◆ Provided passage

Paysage de Margeride © B. Piccoli - stock.adobe.com.jpg
Vue sur le Causse Noir depuis la Causse Méjean ©  Francois - stock.adobe.com.jpg

Plateaux and massifs

In Lozère more than anywhere else, the land and the people have been influenced by the nature of the subsoil. Basalt, granite, limestone, schist: this tetralogy alone explains the imposing and sometimes mysterious character of the Lozère landscape.

To the north-west, Aubrac is a thick pile of basaltic nappes covering the crystalline basement, a continuation of the great Auvergne volcanic complexes. The landscape is marked by distinctive shapes, such as the basalt peaks and walls at Roc de Peyre and La Fare de Chirac, and the prismatic expanses at Pont des Nègres... Chiseled by the glaciations of the Quaternary, which left glistening lakes and greyish peat bogs, and enlivened by the murmur of streams, it stretches peacefully, covered with moorland and meadows. Its highest point is Signal de Malhebiau at 1,471 m, the highest point in Lozère. To the northeast, the crystalline bedrock of the Margeride is one of the largest granite massifs in Europe. These high plateaus, covered with pastures but with remnants of Scots pine and beech forests, exceed 1,000 m on average, but are cut by deep, rounded valleys. In the center, the landscape is a hodgepodge of harmonious ridges. The 1,565 m-high Signal de Randon towers just above the rest. The decomposition of the granite has left large boulders that dot the moors or sometimes pile up in rocky chaos. To the south of the Margeride is the Goulet mountain, a schist massif resting on the crystalline basement. It isolates a very unusual little region in these parts: the plaine de Montbel, a small highland causse that makes you wonder how it ended up there. Often, in Margeride, the soil is poor, the climate harsh and rye is the only cereal that men have been able to grow in these austere lands. Broom heath dominates, covered in spring by an infinite number of dazzling yellow patches. Over 300,000 sheep used to spend their summer vacations here.

Gorges and forests

The Cévennes to the south-east are the domain of schist. The headwaters of the Tarn divide them into two major massifs, with granite bedrock outcrops at the summit: Mont Lozère (1,699 m at Finiels) and Mont Aigoual (1,565 m) at the department's southernmost point. In the center, the Bougès mountain is a transition zone between the northern Cévennes, dominated by moorland, and the forested southern Cévennes. On either side, the "serres" mark the landscape with their knife-sharp schist ridges, separated by deep valleys with steep, rugged slopes and thick forests of conifers, beech and chestnut. The three most important are the Vallée Longue, the Vallée Française and the Vallée Borgne, each with its own river. For centuries, this region was the richest in Lozère. As space was limited, men built terraces, raised the soil and created a network of irrigation canals (béals). They planted vines, fruit trees, vegetables and, above all, the "tree of life", the chestnut. The Cévennes landscape retains the traces of this intense humanization, despite the depopulation that has affected it over the last century.

◆ The exercise
Quote the Lozère landscape text word for word, starting at "In Lozère more" and ending after "the Lozère landscape.". Work only from the Lozère landscape text.

◆ Source data

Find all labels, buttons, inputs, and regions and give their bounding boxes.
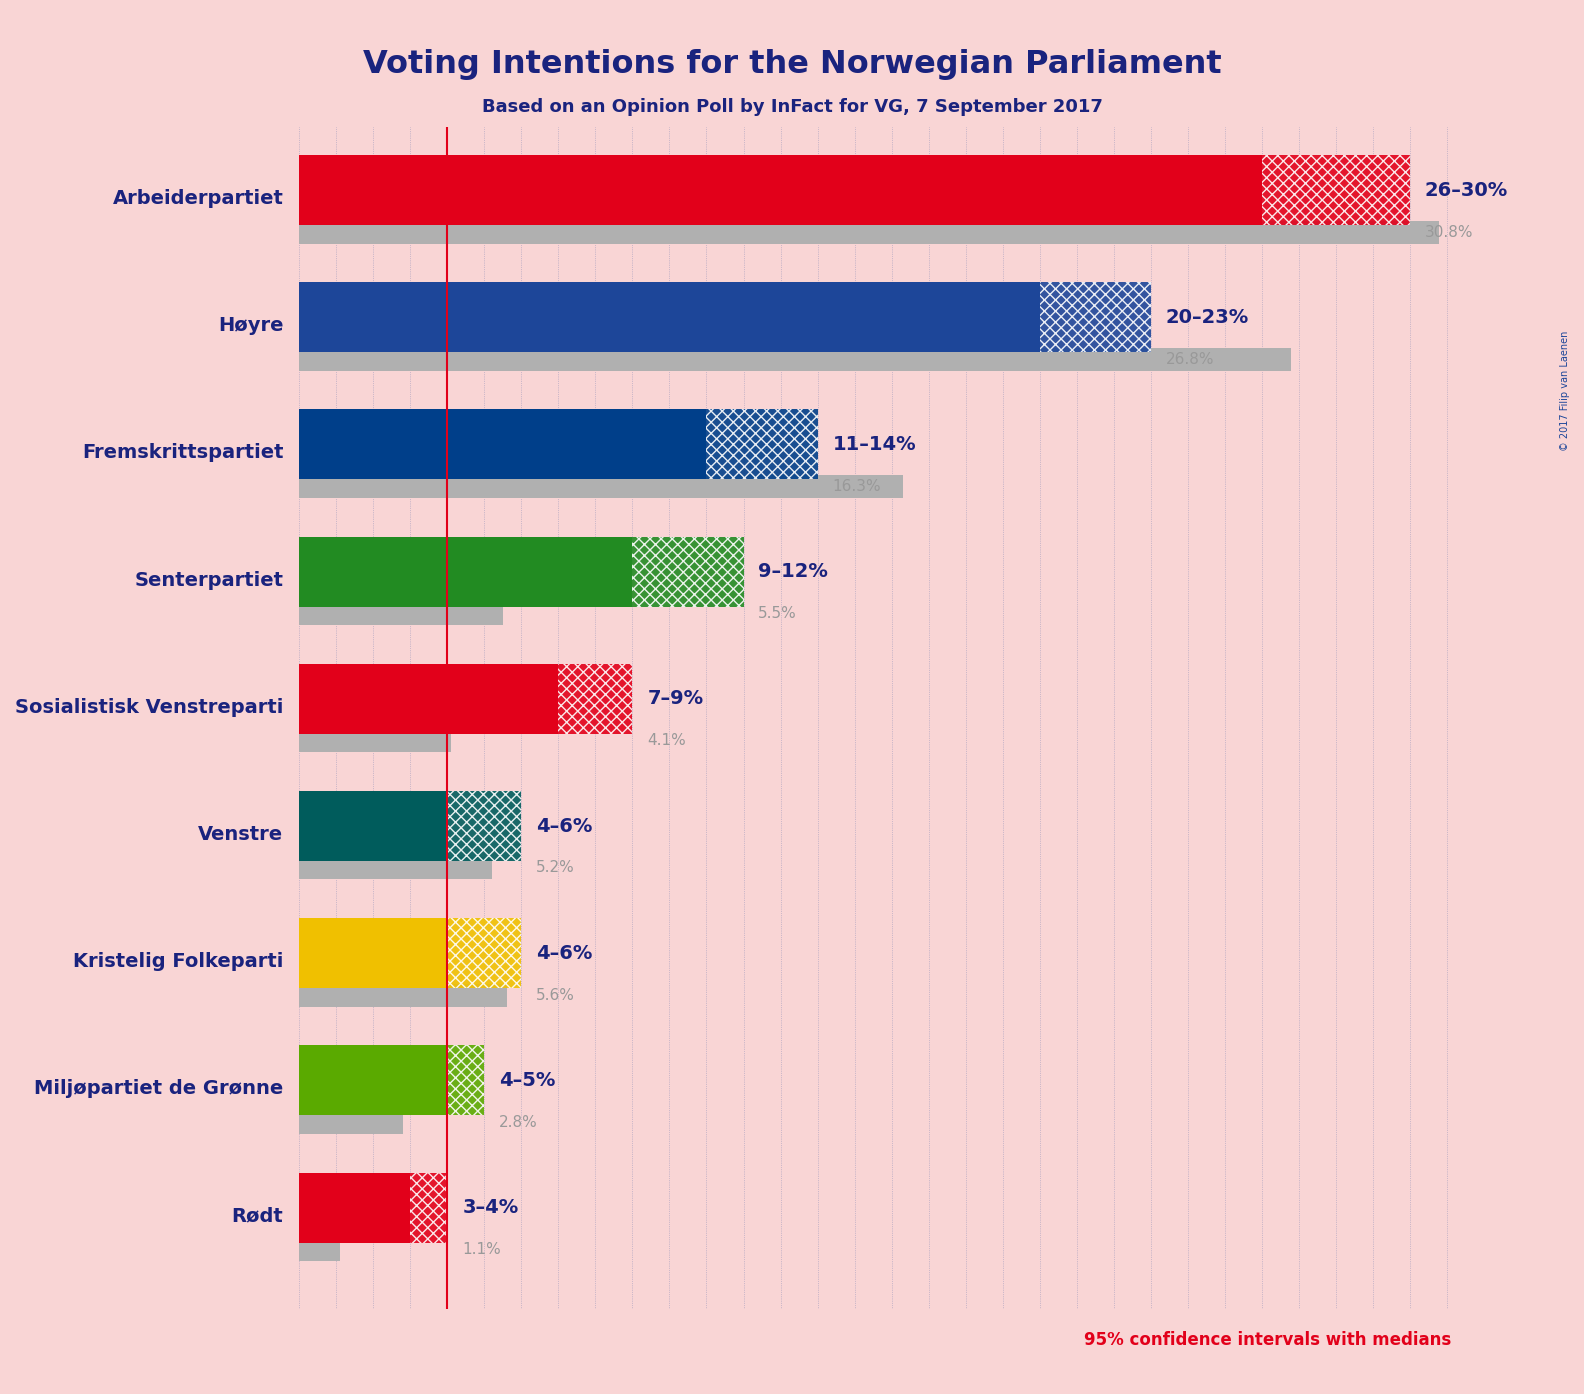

◆ Answer
In Lozère more than anywhere else, the land and the people have been influenced by the nature of the subsoil. Basalt, granite, limestone, schist: this tetralogy alone explains the imposing and sometimes mysterious character of the Lozère landscape.